Challenge >>
Filter for the word "JSON" and keep each matching line.

Extracted entries >>
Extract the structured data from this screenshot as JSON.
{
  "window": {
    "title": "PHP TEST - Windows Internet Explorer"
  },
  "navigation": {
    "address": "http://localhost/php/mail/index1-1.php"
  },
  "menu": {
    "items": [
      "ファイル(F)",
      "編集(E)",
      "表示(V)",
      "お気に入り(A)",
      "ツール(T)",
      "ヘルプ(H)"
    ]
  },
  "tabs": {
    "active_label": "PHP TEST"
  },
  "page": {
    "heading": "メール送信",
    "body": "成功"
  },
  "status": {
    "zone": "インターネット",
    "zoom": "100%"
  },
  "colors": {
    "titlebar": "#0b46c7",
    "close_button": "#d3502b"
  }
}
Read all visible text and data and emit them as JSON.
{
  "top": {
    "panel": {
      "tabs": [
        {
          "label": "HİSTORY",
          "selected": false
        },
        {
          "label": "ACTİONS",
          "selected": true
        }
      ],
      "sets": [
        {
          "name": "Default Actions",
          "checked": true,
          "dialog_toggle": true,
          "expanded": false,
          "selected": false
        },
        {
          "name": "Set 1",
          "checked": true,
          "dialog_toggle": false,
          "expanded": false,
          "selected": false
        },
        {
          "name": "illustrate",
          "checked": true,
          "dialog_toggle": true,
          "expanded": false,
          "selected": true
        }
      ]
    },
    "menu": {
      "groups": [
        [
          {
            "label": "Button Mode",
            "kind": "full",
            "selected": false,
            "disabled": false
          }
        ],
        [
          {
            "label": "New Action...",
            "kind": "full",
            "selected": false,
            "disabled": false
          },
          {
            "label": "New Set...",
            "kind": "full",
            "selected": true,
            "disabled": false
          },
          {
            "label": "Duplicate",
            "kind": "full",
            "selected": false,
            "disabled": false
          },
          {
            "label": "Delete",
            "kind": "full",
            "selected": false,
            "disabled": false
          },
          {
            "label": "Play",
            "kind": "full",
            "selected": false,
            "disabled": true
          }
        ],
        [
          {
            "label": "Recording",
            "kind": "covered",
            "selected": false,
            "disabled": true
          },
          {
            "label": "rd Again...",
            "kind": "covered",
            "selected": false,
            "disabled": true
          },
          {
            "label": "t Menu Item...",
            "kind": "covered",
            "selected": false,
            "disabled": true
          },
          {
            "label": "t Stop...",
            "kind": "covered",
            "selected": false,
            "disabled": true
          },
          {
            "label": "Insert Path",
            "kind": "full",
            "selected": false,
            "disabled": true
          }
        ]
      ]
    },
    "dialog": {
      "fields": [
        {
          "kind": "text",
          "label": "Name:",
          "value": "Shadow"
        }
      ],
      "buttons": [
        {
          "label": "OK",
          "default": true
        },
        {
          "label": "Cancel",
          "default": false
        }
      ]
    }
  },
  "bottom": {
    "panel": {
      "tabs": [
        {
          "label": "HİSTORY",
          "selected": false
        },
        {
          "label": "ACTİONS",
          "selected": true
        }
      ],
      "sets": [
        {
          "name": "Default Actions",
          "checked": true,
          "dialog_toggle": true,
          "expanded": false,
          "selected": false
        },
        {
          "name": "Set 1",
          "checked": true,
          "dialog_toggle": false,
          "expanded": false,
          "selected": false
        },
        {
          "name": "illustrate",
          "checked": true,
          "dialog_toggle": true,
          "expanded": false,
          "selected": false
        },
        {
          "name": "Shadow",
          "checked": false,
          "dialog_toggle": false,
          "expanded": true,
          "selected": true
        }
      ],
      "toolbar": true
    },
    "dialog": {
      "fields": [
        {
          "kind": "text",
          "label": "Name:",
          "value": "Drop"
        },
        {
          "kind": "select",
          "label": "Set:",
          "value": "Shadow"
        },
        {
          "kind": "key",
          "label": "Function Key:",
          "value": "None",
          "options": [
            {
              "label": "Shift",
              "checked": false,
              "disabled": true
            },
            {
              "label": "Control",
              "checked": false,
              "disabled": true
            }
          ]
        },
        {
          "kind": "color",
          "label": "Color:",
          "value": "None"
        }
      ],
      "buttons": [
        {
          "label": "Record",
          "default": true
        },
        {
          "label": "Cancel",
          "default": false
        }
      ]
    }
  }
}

Response to this exercise >>
Extract the structured data from this screenshot as JSON.
Read all visible text and data and emit them as JSON.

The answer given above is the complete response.